Figure content listings
○ ○ ○ ○ ○ ○ ○
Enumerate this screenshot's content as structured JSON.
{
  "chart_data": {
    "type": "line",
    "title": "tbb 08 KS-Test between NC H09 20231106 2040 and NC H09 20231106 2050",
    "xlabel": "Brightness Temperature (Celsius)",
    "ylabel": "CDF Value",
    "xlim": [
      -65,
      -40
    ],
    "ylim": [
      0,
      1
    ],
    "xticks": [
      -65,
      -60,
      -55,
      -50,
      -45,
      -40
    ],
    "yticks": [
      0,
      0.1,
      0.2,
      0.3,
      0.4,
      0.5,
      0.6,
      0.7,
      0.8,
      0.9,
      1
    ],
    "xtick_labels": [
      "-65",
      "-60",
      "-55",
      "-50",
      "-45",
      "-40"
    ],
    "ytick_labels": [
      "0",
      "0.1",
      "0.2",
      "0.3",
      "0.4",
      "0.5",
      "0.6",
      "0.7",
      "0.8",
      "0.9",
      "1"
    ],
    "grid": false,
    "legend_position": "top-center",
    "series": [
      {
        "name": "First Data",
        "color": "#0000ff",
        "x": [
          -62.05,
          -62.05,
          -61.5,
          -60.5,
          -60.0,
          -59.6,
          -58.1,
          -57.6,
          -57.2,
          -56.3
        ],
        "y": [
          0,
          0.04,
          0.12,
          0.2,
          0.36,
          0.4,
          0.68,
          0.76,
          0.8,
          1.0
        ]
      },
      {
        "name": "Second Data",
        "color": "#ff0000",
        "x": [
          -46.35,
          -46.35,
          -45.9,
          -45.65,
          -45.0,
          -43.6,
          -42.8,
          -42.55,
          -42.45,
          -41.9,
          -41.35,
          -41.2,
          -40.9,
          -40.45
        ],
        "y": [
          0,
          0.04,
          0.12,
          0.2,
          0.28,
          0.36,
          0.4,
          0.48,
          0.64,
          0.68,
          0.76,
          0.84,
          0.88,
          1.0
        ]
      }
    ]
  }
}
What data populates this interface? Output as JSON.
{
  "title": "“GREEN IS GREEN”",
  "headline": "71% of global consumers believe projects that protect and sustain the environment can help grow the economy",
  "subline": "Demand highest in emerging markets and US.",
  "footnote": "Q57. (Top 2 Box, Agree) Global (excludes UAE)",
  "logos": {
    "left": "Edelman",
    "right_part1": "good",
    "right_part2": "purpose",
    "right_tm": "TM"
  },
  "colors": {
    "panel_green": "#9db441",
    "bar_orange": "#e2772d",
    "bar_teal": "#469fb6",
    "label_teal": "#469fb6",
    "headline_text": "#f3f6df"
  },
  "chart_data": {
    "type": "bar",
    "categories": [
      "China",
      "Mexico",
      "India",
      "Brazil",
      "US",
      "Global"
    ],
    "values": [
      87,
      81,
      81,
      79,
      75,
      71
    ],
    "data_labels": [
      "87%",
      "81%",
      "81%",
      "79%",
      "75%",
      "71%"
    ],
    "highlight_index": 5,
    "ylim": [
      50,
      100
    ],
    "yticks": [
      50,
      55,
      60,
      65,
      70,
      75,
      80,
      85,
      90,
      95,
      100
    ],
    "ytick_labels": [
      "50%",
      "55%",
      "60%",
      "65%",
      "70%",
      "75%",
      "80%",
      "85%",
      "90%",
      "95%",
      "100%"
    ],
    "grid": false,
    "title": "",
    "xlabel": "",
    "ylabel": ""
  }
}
○ ○ ○ ○ ○ ○ ○
Request: Show every line from the entries above in which the word "this" appears.

Exercise output:
Enumerate this screenshot's content as structured JSON.
What data populates this interface? Output as JSON.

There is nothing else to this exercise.